### [EXERCISE DETAILS]
Repeat the entries below exactly as they appear, with no pictures.

-- -- --

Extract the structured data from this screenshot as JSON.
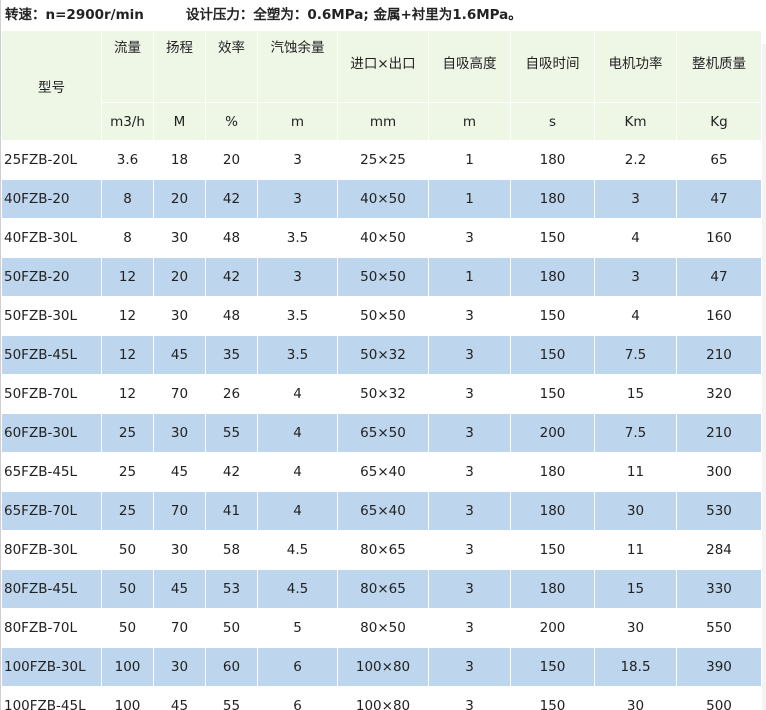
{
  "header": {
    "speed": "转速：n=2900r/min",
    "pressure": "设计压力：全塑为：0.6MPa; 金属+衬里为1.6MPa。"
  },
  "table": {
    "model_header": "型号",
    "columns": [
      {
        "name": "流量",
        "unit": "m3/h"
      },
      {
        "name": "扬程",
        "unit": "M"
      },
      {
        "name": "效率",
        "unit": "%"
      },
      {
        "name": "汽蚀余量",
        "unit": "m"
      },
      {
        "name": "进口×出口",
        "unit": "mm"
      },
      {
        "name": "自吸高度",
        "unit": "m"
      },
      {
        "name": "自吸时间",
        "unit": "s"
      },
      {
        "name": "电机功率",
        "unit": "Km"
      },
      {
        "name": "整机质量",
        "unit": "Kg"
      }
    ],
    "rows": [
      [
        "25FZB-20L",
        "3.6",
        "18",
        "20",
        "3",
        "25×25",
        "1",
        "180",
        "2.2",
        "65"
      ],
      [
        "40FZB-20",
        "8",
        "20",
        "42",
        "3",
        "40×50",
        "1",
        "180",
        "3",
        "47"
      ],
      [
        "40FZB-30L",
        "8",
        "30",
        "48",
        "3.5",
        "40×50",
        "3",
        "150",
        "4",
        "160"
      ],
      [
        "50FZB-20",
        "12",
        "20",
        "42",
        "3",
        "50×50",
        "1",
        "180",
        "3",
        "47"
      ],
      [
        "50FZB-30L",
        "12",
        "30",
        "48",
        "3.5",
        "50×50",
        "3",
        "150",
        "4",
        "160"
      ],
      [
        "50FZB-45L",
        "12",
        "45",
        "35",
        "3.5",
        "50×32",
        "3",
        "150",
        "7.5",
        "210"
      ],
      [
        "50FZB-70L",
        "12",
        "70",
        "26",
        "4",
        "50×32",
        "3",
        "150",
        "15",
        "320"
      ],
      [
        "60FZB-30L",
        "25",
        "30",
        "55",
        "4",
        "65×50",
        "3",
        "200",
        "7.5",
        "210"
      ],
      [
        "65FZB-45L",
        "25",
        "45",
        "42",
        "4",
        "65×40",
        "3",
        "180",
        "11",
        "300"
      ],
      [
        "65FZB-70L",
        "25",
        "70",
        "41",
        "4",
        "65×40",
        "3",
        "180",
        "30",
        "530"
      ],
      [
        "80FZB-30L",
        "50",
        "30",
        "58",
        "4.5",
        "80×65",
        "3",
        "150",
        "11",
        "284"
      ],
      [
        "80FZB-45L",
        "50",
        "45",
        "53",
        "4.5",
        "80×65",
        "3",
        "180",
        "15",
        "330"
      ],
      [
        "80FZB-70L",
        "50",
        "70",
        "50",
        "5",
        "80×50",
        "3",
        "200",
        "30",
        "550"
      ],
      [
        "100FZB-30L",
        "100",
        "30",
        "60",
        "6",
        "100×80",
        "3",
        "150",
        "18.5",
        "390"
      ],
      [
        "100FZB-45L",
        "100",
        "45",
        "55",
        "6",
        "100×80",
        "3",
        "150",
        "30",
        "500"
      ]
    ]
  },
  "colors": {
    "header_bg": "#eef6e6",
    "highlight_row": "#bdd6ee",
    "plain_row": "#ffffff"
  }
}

-- -- --

### [ANSWER FOR THIS EXERCISE]
Extract the structured data from this screenshot as JSON.
{
  "header": {
    "speed": "转速：n=2900r/min",
    "pressure": "设计压力：全塑为：0.6MPa; 金属+衬里为1.6MPa。"
  },
  "table": {
    "model_header": "型号",
    "columns": [
      {
        "name": "流量",
        "unit": "m3/h"
      },
      {
        "name": "扬程",
        "unit": "M"
      },
      {
        "name": "效率",
        "unit": "%"
      },
      {
        "name": "汽蚀余量",
        "unit": "m"
      },
      {
        "name": "进口×出口",
        "unit": "mm"
      },
      {
        "name": "自吸高度",
        "unit": "m"
      },
      {
        "name": "自吸时间",
        "unit": "s"
      },
      {
        "name": "电机功率",
        "unit": "Km"
      },
      {
        "name": "整机质量",
        "unit": "Kg"
      }
    ],
    "rows": [
      [
        "25FZB-20L",
        "3.6",
        "18",
        "20",
        "3",
        "25×25",
        "1",
        "180",
        "2.2",
        "65"
      ],
      [
        "40FZB-20",
        "8",
        "20",
        "42",
        "3",
        "40×50",
        "1",
        "180",
        "3",
        "47"
      ],
      [
        "40FZB-30L",
        "8",
        "30",
        "48",
        "3.5",
        "40×50",
        "3",
        "150",
        "4",
        "160"
      ],
      [
        "50FZB-20",
        "12",
        "20",
        "42",
        "3",
        "50×50",
        "1",
        "180",
        "3",
        "47"
      ],
      [
        "50FZB-30L",
        "12",
        "30",
        "48",
        "3.5",
        "50×50",
        "3",
        "150",
        "4",
        "160"
      ],
      [
        "50FZB-45L",
        "12",
        "45",
        "35",
        "3.5",
        "50×32",
        "3",
        "150",
        "7.5",
        "210"
      ],
      [
        "50FZB-70L",
        "12",
        "70",
        "26",
        "4",
        "50×32",
        "3",
        "150",
        "15",
        "320"
      ],
      [
        "60FZB-30L",
        "25",
        "30",
        "55",
        "4",
        "65×50",
        "3",
        "200",
        "7.5",
        "210"
      ],
      [
        "65FZB-45L",
        "25",
        "45",
        "42",
        "4",
        "65×40",
        "3",
        "180",
        "11",
        "300"
      ],
      [
        "65FZB-70L",
        "25",
        "70",
        "41",
        "4",
        "65×40",
        "3",
        "180",
        "30",
        "530"
      ],
      [
        "80FZB-30L",
        "50",
        "30",
        "58",
        "4.5",
        "80×65",
        "3",
        "150",
        "11",
        "284"
      ],
      [
        "80FZB-45L",
        "50",
        "45",
        "53",
        "4.5",
        "80×65",
        "3",
        "180",
        "15",
        "330"
      ],
      [
        "80FZB-70L",
        "50",
        "70",
        "50",
        "5",
        "80×50",
        "3",
        "200",
        "30",
        "550"
      ],
      [
        "100FZB-30L",
        "100",
        "30",
        "60",
        "6",
        "100×80",
        "3",
        "150",
        "18.5",
        "390"
      ],
      [
        "100FZB-45L",
        "100",
        "45",
        "55",
        "6",
        "100×80",
        "3",
        "150",
        "30",
        "500"
      ]
    ]
  },
  "colors": {
    "header_bg": "#eef6e6",
    "highlight_row": "#bdd6ee",
    "plain_row": "#ffffff"
  }
}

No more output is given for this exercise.